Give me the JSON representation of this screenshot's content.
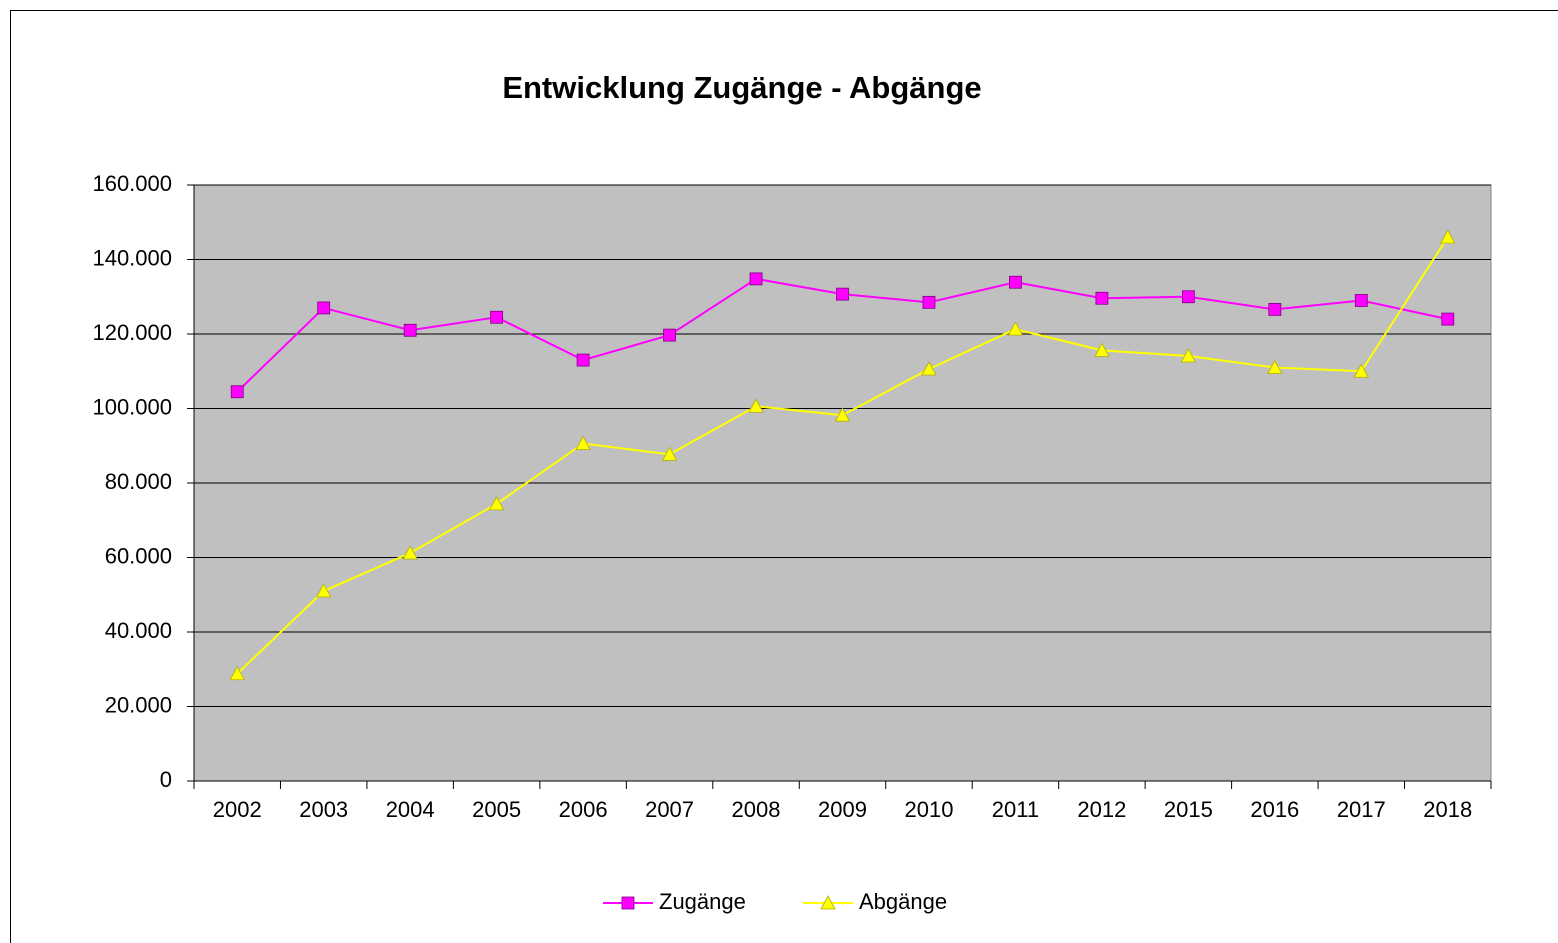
{
  "chart_data": {
    "type": "line",
    "title": "Entwicklung Zugänge - Abgänge",
    "categories": [
      "2002",
      "2003",
      "2004",
      "2005",
      "2006",
      "2007",
      "2008",
      "2009",
      "2010",
      "2011",
      "2012",
      "2015",
      "2016",
      "2017",
      "2018"
    ],
    "series": [
      {
        "name": "Zugänge",
        "color": "#ff00ff",
        "marker": "square",
        "values": [
          104500,
          127000,
          121000,
          124500,
          113000,
          119700,
          134800,
          130700,
          128500,
          133900,
          129600,
          130000,
          126600,
          129000,
          124000
        ]
      },
      {
        "name": "Abgänge",
        "color": "#ffff00",
        "marker": "triangle",
        "values": [
          28800,
          51000,
          61200,
          74400,
          90600,
          87700,
          100600,
          98200,
          110600,
          121300,
          115600,
          114100,
          111000,
          110000,
          146000
        ]
      }
    ],
    "ylim": [
      0,
      160000
    ],
    "yticks": [
      0,
      {
        "value": 20000,
        "label": "20.000"
      },
      {
        "value": 40000,
        "label": "40.000"
      },
      {
        "value": 60000,
        "label": "60.000"
      },
      {
        "value": 80000,
        "label": "80.000"
      },
      {
        "value": 100000,
        "label": "100.000"
      },
      {
        "value": 120000,
        "label": "120.000"
      },
      {
        "value": 140000,
        "label": "140.000"
      },
      {
        "value": 160000,
        "label": "160.000"
      }
    ],
    "grid": true,
    "legend": "bottom"
  }
}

◆ ◆ ◆ ◆ ◆ ◆ ◆

Write out the full listing verbatim, excluding its pictures.

(Result):
Give me the JSON representation of this screenshot's content.
{
  "chart_data": {
    "type": "line",
    "title": "Entwicklung Zugänge - Abgänge",
    "categories": [
      "2002",
      "2003",
      "2004",
      "2005",
      "2006",
      "2007",
      "2008",
      "2009",
      "2010",
      "2011",
      "2012",
      "2015",
      "2016",
      "2017",
      "2018"
    ],
    "series": [
      {
        "name": "Zugänge",
        "color": "#ff00ff",
        "marker": "square",
        "values": [
          104500,
          127000,
          121000,
          124500,
          113000,
          119700,
          134800,
          130700,
          128500,
          133900,
          129600,
          130000,
          126600,
          129000,
          124000
        ]
      },
      {
        "name": "Abgänge",
        "color": "#ffff00",
        "marker": "triangle",
        "values": [
          28800,
          51000,
          61200,
          74400,
          90600,
          87700,
          100600,
          98200,
          110600,
          121300,
          115600,
          114100,
          111000,
          110000,
          146000
        ]
      }
    ],
    "ylim": [
      0,
      160000
    ],
    "yticks": [
      0,
      {
        "value": 20000,
        "label": "20.000"
      },
      {
        "value": 40000,
        "label": "40.000"
      },
      {
        "value": 60000,
        "label": "60.000"
      },
      {
        "value": 80000,
        "label": "80.000"
      },
      {
        "value": 100000,
        "label": "100.000"
      },
      {
        "value": 120000,
        "label": "120.000"
      },
      {
        "value": 140000,
        "label": "140.000"
      },
      {
        "value": 160000,
        "label": "160.000"
      }
    ],
    "grid": true,
    "legend": "bottom"
  }
}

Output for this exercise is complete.